* [EXERCISE REQUIREMENTS]:
1 - Reproduce verbatim the part of the essay on business success and economics that opens with the words containing "Such a claim" and closes with "through government-orchestrated theft.".
2 - In the part of the entries that opens with their first line and closes with the line containing "point: [435, 54, 449, 67]", replace "point" with "marker" and change nothing else. Return only those lines.
#### SELECTED TEXT
Wednesday, 17 February 2016

Success at Business ≠ Understanding Economics

 

Donald Trump claims to be very successful at business, observes Don Boudreaux in this guest post, and so too does John Key, but this would make neither an expert on the economy. Wealth doesn't indicate economic wisdom.

Here’s a refrain that I’m being bombarded with by e-mail and on Facebook; this particular version is a Facebook comment by someone named Thomas Marise (whom I don’t know):

_Quote_IdiotTrump has proven time and again he knows his stuff when it comes to economics. He has a personal wealth of $10Billion proving his understanding.
Hard to argue with results.

Such a claim is illogical, even if we assume — falsely — that Trump earned every cent of his monetary fortune honestly, rather that at least some of it through government-orchestrated theft.

Knowing how to run a business is not the same thing as knowing economics. To assume that the two domains of knowledge and expertise are the same is an error equivalent to assuming that a successful NASCAR driver is thereby an expert automotive engineer. Of course, it’s possible for a successful NASCAR driver to know something about automotive engineering, just as it’s possible for a successful business person to know something about economics.

But success at each of the former tasks (driving a race car and managing a business) is not the same thing as, and requires very little familiarity with, the latter domains of knowledge (automotive engineering and economics).
########
#### RECORDS TO PROCESS
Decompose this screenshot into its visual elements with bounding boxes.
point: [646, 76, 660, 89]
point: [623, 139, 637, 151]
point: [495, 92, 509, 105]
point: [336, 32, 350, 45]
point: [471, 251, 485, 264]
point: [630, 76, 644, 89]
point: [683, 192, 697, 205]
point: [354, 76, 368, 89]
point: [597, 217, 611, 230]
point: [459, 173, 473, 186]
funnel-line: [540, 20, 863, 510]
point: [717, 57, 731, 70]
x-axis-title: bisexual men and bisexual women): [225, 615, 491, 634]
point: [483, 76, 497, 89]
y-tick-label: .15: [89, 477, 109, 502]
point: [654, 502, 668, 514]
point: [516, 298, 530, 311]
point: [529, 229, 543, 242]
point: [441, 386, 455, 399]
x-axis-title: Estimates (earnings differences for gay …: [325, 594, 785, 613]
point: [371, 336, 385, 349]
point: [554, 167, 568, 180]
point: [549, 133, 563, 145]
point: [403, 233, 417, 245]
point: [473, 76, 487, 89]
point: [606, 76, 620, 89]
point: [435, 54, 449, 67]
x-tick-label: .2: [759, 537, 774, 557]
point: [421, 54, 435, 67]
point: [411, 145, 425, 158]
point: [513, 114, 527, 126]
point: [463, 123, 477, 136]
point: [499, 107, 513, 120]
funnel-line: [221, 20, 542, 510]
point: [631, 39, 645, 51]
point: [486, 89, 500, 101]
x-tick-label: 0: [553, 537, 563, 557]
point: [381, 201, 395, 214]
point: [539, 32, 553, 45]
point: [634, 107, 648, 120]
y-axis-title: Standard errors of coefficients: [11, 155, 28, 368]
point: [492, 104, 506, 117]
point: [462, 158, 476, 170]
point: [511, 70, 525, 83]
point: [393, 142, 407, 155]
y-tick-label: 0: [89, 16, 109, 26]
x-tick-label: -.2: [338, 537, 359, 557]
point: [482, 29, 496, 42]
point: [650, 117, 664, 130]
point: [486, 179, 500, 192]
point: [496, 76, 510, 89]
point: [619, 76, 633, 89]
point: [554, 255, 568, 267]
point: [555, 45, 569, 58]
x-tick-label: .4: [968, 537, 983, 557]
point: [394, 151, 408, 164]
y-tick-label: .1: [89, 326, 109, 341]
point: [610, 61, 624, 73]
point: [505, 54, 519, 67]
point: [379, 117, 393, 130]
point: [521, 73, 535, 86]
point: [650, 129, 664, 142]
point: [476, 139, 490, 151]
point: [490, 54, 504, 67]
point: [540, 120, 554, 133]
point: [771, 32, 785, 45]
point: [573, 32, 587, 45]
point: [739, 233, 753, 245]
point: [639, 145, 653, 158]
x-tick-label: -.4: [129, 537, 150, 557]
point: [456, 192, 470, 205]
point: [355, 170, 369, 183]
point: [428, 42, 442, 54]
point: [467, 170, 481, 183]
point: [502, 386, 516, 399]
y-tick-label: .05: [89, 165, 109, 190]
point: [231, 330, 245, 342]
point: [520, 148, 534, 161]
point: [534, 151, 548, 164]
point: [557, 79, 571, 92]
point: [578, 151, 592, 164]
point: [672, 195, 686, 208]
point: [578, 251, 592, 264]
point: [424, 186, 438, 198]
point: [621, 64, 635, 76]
########
* [ANSWERS]:
1 -
Such a claim is illogical, even if we assume — falsely — that Trump earned every cent of his monetary fortune honestly, rather that at least some of it through government-orchestrated theft.

2 -
Decompose this screenshot into its visual elements with bounding boxes.
marker: [646, 76, 660, 89]
marker: [623, 139, 637, 151]
marker: [495, 92, 509, 105]
marker: [336, 32, 350, 45]
marker: [471, 251, 485, 264]
marker: [630, 76, 644, 89]
marker: [683, 192, 697, 205]
marker: [354, 76, 368, 89]
marker: [597, 217, 611, 230]
marker: [459, 173, 473, 186]
funnel-line: [540, 20, 863, 510]
marker: [717, 57, 731, 70]
x-axis-title: bisexual men and bisexual women): [225, 615, 491, 634]
marker: [483, 76, 497, 89]
y-tick-label: .15: [89, 477, 109, 502]
marker: [654, 502, 668, 514]
marker: [516, 298, 530, 311]
marker: [529, 229, 543, 242]
marker: [441, 386, 455, 399]
x-axis-title: Estimates (earnings differences for gay …: [325, 594, 785, 613]
marker: [371, 336, 385, 349]
marker: [554, 167, 568, 180]
marker: [549, 133, 563, 145]
marker: [403, 233, 417, 245]
marker: [473, 76, 487, 89]
marker: [606, 76, 620, 89]
marker: [435, 54, 449, 67]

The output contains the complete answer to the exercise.